— Excerpt to read —
_ _ _ _ _ _ _
Vladimir Malkov

Personal information
- Full name: Vladimir Gennadyevich Malkov
- Date of birth: 15 January 1980 (age 45)
- Place of birth: Yoshkar-Ola, Russian SFSR
- Height: 1.84 m (6 ft 1⁄2 in)
- Position(s): Goalkeeper

Senior career*
- Years: Team / Apps / (Gls)
- 1997–1999: Neftekhimik Nizhnekamsk / 5 / (0)
- 2000–2002: Diana Volzhsk / 98 / (0)
- 2003–2006: Nosta Novotroitsk / 87 / (0)
- 2006: Belshina Bobruisk / 11 / (0)
- 2007: Gazovik Orenburg / 2 / (0)
- 2008: Volga Ulyanovsk / 7 / (0)
_ _ _ _ _ _ _
— Work to complete —
(a) Answer these questions from the Vladimir Malkov profile:
(i) Where was he born?
(ii) Which team did he play for from 2000 to 2002?
(iii) How many appearances did he make for Nosta Novotroitsk?
(b) Output the part of the Vladimir Malkov profile that opens with the words containing "Personal information" and closes with "Apps / (Gls)", copied word for word.
(c) Go on with the Vladimir Malkov footballer profile from the point where it stops.

Document layout analysis records
_ _ _ _ _ _ _
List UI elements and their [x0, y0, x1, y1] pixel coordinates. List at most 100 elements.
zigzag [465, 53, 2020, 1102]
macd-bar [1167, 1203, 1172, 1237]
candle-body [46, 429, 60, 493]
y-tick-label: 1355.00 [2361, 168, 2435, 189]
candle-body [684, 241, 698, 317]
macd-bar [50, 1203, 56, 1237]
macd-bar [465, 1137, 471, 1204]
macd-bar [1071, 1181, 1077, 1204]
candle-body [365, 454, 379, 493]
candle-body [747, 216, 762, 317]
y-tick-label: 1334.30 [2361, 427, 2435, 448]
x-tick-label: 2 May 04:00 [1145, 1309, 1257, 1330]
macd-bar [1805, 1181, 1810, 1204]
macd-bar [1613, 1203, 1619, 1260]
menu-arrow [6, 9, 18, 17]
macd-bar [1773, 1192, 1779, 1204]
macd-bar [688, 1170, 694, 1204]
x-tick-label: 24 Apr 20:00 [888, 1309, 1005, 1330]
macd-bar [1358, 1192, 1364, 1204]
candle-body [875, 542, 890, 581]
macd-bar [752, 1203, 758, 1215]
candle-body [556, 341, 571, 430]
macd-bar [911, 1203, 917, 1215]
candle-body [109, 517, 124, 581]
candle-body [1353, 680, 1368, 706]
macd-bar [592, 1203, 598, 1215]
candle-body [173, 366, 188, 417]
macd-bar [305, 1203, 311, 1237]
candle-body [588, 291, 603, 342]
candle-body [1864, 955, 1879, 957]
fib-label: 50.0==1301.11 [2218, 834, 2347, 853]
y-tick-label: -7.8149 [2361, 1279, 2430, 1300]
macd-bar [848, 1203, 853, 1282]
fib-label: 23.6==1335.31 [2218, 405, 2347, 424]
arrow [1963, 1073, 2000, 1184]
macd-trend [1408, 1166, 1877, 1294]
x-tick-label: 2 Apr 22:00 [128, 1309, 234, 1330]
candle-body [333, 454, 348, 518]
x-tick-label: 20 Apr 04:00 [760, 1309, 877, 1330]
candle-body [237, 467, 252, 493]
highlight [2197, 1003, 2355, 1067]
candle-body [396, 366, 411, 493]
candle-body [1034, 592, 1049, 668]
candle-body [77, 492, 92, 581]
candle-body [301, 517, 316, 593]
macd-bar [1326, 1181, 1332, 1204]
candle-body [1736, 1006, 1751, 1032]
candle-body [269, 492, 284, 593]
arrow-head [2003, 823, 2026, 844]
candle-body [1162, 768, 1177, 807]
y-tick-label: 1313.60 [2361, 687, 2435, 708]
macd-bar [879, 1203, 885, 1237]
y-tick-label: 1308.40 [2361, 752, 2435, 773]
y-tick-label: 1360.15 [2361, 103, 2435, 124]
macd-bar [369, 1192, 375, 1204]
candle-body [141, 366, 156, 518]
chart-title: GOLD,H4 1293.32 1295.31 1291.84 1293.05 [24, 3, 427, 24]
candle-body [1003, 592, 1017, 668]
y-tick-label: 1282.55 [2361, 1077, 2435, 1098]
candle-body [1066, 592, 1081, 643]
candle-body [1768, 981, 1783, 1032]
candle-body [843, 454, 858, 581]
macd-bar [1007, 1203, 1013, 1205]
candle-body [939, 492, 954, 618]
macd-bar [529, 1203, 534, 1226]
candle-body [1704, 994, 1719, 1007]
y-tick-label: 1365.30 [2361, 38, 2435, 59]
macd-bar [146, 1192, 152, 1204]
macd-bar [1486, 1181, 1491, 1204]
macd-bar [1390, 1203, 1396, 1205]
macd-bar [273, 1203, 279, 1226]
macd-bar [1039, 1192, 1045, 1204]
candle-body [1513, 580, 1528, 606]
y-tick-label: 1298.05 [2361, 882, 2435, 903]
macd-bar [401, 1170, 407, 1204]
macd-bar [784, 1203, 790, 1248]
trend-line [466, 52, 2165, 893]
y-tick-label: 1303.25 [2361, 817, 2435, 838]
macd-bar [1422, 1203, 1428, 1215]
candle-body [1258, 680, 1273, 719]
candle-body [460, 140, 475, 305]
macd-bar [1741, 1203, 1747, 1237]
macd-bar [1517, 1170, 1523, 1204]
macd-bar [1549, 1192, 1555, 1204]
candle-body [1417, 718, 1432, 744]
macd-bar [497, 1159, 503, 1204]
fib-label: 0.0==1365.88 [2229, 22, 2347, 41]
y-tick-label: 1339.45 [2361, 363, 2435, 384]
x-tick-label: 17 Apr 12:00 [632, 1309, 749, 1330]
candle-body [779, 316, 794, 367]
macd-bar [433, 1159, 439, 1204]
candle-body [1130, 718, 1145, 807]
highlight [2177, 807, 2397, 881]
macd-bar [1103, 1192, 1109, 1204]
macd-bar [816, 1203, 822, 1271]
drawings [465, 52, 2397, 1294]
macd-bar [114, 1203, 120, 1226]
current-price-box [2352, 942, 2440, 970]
_ _ _ _ _ _ _
— Answers in order —
(a)
(i) Yoshkar-Ola, Russian SFSR
(ii) Diana Volzhsk
(iii) 87

(b)
Personal information
- Full name: Vladimir Gennadyevich Malkov
- Date of birth: 15 January 1980 (age 45)
- Place of birth: Yoshkar-Ola, Russian SFSR
- Height: 1.84 m (6 ft 1⁄2 in)
- Position(s): Goalkeeper

Senior career*
- Years: Team / Apps / (Gls)

(c)
- 2008: Bataysk-2007 / 14 / (0)
- 2009: Volga Ulyanovsk / 29 / (0)
- 2010–2011: Ulisses / 52 / (0)
- 2012: Trans Narva / 16 / (0)
- 2013–2014: Spartak Yoshkar-Ola / 32 / (0)

= Vladimir Malkov (footballer) =

Russian footballer

Vladimir Gennadyevich Malkov (Влади́мир Генна́дьевич Малко́в; born 15 January 1980) is a former Russian professional footballer.